[Raw records]
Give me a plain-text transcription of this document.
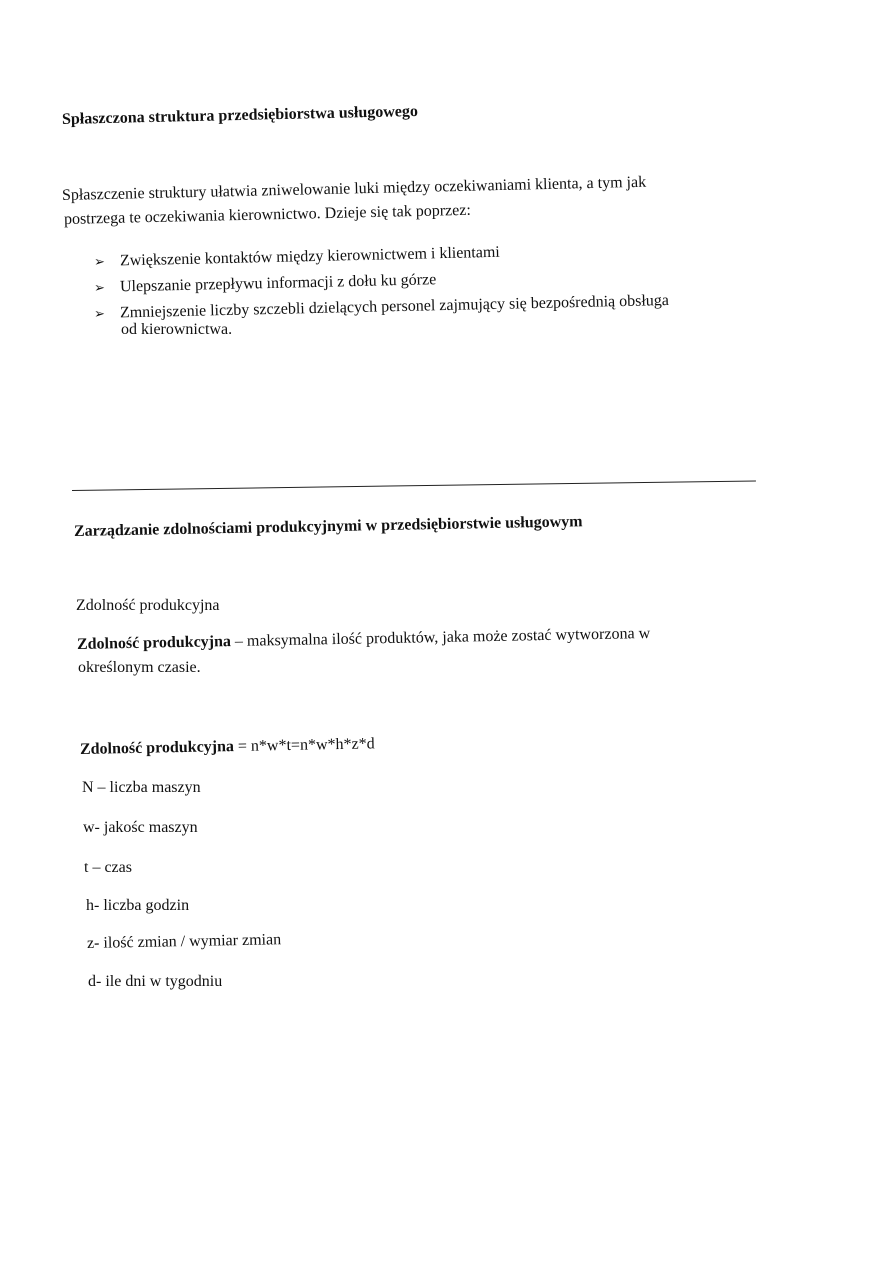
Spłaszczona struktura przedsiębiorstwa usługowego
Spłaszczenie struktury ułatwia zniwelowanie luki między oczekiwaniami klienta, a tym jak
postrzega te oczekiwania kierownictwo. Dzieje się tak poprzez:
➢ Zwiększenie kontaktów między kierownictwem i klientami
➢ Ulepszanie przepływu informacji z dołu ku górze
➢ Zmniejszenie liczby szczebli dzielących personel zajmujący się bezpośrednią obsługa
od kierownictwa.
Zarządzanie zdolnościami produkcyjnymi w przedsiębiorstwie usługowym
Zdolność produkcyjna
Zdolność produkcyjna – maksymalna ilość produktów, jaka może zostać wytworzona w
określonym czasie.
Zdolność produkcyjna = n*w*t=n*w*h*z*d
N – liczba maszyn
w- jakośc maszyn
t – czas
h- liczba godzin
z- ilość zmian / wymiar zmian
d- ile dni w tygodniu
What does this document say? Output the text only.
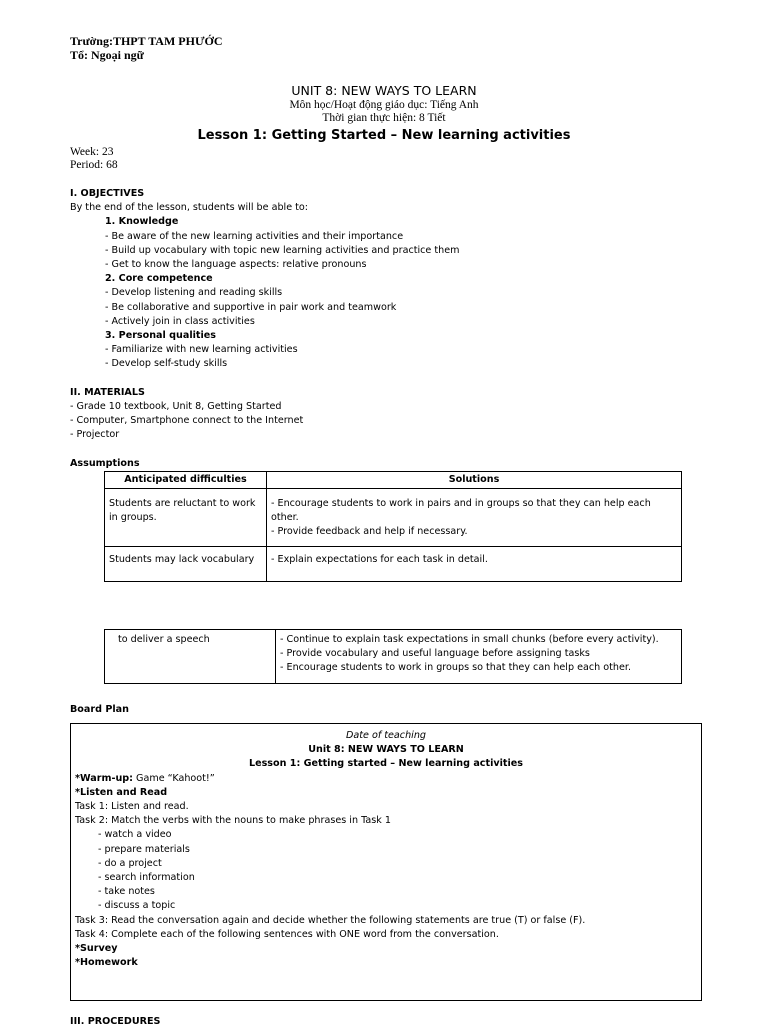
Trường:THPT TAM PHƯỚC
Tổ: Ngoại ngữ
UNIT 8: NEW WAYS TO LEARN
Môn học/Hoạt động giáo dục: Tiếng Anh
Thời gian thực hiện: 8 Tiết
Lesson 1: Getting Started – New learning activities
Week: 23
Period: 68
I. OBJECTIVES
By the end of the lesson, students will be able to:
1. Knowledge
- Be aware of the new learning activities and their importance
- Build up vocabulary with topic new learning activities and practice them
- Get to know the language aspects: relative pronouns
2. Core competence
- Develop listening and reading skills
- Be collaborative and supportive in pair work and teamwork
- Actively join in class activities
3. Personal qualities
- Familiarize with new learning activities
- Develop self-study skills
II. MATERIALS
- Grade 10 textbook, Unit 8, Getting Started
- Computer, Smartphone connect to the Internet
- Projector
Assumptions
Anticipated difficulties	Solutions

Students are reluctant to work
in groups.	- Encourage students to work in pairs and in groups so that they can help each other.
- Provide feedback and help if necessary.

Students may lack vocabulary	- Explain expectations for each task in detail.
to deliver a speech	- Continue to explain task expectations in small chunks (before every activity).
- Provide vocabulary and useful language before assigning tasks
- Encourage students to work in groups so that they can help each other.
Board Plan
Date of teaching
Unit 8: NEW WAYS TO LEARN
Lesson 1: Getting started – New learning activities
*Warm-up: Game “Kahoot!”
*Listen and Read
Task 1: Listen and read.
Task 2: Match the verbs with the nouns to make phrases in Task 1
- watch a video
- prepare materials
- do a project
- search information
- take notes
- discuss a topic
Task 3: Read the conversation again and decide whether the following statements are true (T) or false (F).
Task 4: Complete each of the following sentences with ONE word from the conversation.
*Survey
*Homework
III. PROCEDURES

(What to work on): Above are the records; copy every line in them that holds the word "following".

(Reply to the task):
Task 3: Read the conversation again and decide whether the following statements are true (T) or false (F).
Task 4: Complete each of the following sentences with ONE word from the conversation.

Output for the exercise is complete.